## TASK REQUIREMENTS
Please reproduce every one of the records below word for word, changing nothing.

## STORED RECORDS

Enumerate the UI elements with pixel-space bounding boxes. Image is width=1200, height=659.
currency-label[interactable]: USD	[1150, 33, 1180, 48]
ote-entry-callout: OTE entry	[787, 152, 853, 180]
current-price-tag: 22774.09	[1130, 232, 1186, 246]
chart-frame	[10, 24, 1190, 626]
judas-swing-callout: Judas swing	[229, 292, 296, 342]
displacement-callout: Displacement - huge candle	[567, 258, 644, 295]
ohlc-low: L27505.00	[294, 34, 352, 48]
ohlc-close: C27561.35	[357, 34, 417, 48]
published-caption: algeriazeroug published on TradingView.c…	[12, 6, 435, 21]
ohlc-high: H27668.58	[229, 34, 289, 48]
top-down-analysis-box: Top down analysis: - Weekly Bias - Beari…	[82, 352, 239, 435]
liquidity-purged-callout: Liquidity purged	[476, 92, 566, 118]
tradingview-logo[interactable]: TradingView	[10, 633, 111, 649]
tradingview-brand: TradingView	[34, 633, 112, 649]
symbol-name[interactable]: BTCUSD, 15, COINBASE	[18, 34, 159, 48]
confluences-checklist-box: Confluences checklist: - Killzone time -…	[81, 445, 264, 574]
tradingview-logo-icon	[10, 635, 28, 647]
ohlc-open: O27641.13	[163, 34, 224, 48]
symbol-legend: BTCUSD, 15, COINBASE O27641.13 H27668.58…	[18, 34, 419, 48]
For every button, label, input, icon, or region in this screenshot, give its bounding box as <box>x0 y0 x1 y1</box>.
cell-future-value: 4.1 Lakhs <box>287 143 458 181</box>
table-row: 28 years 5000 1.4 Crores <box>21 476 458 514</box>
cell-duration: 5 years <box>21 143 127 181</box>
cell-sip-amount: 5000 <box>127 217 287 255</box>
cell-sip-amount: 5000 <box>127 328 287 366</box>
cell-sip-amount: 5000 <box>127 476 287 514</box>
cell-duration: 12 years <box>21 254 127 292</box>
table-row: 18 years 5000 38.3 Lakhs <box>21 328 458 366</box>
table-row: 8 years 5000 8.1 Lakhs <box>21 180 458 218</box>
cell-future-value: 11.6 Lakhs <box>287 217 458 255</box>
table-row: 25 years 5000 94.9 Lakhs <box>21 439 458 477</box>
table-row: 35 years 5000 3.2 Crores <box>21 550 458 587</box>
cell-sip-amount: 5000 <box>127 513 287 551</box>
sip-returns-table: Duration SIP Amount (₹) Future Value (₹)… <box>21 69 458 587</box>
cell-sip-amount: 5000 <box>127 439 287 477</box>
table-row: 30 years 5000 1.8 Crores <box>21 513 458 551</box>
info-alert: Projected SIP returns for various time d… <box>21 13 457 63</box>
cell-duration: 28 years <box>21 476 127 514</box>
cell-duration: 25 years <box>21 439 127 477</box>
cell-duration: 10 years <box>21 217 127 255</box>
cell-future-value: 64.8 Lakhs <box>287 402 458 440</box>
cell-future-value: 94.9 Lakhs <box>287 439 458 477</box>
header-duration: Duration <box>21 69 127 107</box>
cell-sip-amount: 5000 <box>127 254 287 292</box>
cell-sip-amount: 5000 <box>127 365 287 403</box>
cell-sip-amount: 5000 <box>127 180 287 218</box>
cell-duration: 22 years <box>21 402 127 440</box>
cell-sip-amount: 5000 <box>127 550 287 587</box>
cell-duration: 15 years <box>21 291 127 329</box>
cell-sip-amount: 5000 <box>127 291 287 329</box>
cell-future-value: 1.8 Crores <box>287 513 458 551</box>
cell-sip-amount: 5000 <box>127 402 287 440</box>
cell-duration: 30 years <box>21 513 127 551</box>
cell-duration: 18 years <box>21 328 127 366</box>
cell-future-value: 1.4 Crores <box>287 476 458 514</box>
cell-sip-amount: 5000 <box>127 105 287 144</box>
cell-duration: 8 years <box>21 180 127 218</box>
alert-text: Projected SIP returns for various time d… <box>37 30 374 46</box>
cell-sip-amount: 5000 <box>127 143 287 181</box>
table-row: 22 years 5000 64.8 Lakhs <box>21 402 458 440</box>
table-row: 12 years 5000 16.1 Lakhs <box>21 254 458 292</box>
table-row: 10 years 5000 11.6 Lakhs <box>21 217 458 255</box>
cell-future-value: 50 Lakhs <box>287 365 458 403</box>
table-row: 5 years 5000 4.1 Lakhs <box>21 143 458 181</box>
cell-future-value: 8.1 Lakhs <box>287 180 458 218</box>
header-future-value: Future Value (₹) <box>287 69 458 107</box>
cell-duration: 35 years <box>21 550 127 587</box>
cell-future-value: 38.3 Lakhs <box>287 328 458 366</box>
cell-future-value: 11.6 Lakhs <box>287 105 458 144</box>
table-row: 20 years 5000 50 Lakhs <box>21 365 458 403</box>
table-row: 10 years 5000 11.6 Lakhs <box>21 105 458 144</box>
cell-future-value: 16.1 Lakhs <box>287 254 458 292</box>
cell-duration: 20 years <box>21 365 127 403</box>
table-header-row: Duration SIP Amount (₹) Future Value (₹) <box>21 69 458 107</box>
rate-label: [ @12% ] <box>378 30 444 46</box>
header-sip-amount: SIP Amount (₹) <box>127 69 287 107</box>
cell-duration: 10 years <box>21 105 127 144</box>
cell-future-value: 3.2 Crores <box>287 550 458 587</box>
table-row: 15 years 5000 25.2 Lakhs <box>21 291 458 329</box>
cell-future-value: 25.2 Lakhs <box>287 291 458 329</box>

## COMPLETED TASK
Enumerate the UI elements with pixel-space bounding boxes. Image is width=1200, height=659.
currency-label[interactable]: USD	[1150, 33, 1180, 48]
ote-entry-callout: OTE entry	[787, 152, 853, 180]
current-price-tag: 22774.09	[1130, 232, 1186, 246]
chart-frame	[10, 24, 1190, 626]
judas-swing-callout: Judas swing	[229, 292, 296, 342]
displacement-callout: Displacement - huge candle	[567, 258, 644, 295]
ohlc-low: L27505.00	[294, 34, 352, 48]
ohlc-close: C27561.35	[357, 34, 417, 48]
published-caption: algeriazeroug published on TradingView.c…	[12, 6, 435, 21]
ohlc-high: H27668.58	[229, 34, 289, 48]
top-down-analysis-box: Top down analysis: - Weekly Bias - Beari…	[82, 352, 239, 435]
liquidity-purged-callout: Liquidity purged	[476, 92, 566, 118]
tradingview-logo[interactable]: TradingView	[10, 633, 111, 649]
tradingview-brand: TradingView	[34, 633, 112, 649]
symbol-name[interactable]: BTCUSD, 15, COINBASE	[18, 34, 159, 48]
confluences-checklist-box: Confluences checklist: - Killzone time -…	[81, 445, 264, 574]
tradingview-logo-icon	[10, 635, 28, 647]
ohlc-open: O27641.13	[163, 34, 224, 48]
symbol-legend: BTCUSD, 15, COINBASE O27641.13 H27668.58…	[18, 34, 419, 48]
For every button, label, input, icon, or region in this screenshot, give its bounding box as <box>x0 y0 x1 y1</box>.
cell-future-value: 4.1 Lakhs <box>287 143 458 181</box>
table-row: 28 years 5000 1.4 Crores <box>21 476 458 514</box>
cell-duration: 5 years <box>21 143 127 181</box>
cell-sip-amount: 5000 <box>127 217 287 255</box>
cell-sip-amount: 5000 <box>127 328 287 366</box>
cell-sip-amount: 5000 <box>127 476 287 514</box>
cell-duration: 12 years <box>21 254 127 292</box>
table-row: 18 years 5000 38.3 Lakhs <box>21 328 458 366</box>
table-row: 8 years 5000 8.1 Lakhs <box>21 180 458 218</box>
cell-future-value: 11.6 Lakhs <box>287 217 458 255</box>
table-row: 25 years 5000 94.9 Lakhs <box>21 439 458 477</box>
table-row: 35 years 5000 3.2 Crores <box>21 550 458 587</box>
cell-sip-amount: 5000 <box>127 513 287 551</box>
sip-returns-table: Duration SIP Amount (₹) Future Value (₹)… <box>21 69 458 587</box>
cell-sip-amount: 5000 <box>127 439 287 477</box>
table-row: 30 years 5000 1.8 Crores <box>21 513 458 551</box>
info-alert: Projected SIP returns for various time d… <box>21 13 457 63</box>
cell-duration: 28 years <box>21 476 127 514</box>
cell-duration: 25 years <box>21 439 127 477</box>
cell-duration: 10 years <box>21 217 127 255</box>
cell-future-value: 64.8 Lakhs <box>287 402 458 440</box>
cell-future-value: 94.9 Lakhs <box>287 439 458 477</box>
header-duration: Duration <box>21 69 127 107</box>
cell-sip-amount: 5000 <box>127 254 287 292</box>
cell-sip-amount: 5000 <box>127 365 287 403</box>
cell-sip-amount: 5000 <box>127 180 287 218</box>
cell-duration: 22 years <box>21 402 127 440</box>
cell-sip-amount: 5000 <box>127 550 287 587</box>
cell-duration: 15 years <box>21 291 127 329</box>
cell-sip-amount: 5000 <box>127 291 287 329</box>
cell-future-value: 1.8 Crores <box>287 513 458 551</box>
cell-sip-amount: 5000 <box>127 402 287 440</box>
cell-duration: 30 years <box>21 513 127 551</box>
cell-duration: 18 years <box>21 328 127 366</box>
cell-future-value: 1.4 Crores <box>287 476 458 514</box>
cell-sip-amount: 5000 <box>127 105 287 144</box>
cell-duration: 8 years <box>21 180 127 218</box>
alert-text: Projected SIP returns for various time d… <box>37 30 374 46</box>
cell-sip-amount: 5000 <box>127 143 287 181</box>
table-row: 22 years 5000 64.8 Lakhs <box>21 402 458 440</box>
table-row: 12 years 5000 16.1 Lakhs <box>21 254 458 292</box>
table-row: 10 years 5000 11.6 Lakhs <box>21 217 458 255</box>
cell-future-value: 50 Lakhs <box>287 365 458 403</box>
table-row: 5 years 5000 4.1 Lakhs <box>21 143 458 181</box>
cell-future-value: 8.1 Lakhs <box>287 180 458 218</box>
header-future-value: Future Value (₹) <box>287 69 458 107</box>
cell-duration: 35 years <box>21 550 127 587</box>
cell-future-value: 38.3 Lakhs <box>287 328 458 366</box>
cell-future-value: 11.6 Lakhs <box>287 105 458 144</box>
table-row: 20 years 5000 50 Lakhs <box>21 365 458 403</box>
table-row: 10 years 5000 11.6 Lakhs <box>21 105 458 144</box>
cell-future-value: 16.1 Lakhs <box>287 254 458 292</box>
cell-duration: 20 years <box>21 365 127 403</box>
table-header-row: Duration SIP Amount (₹) Future Value (₹) <box>21 69 458 107</box>
rate-label: [ @12% ] <box>378 30 444 46</box>
header-sip-amount: SIP Amount (₹) <box>127 69 287 107</box>
cell-duration: 10 years <box>21 105 127 144</box>
cell-future-value: 3.2 Crores <box>287 550 458 587</box>
table-row: 15 years 5000 25.2 Lakhs <box>21 291 458 329</box>
cell-future-value: 25.2 Lakhs <box>287 291 458 329</box>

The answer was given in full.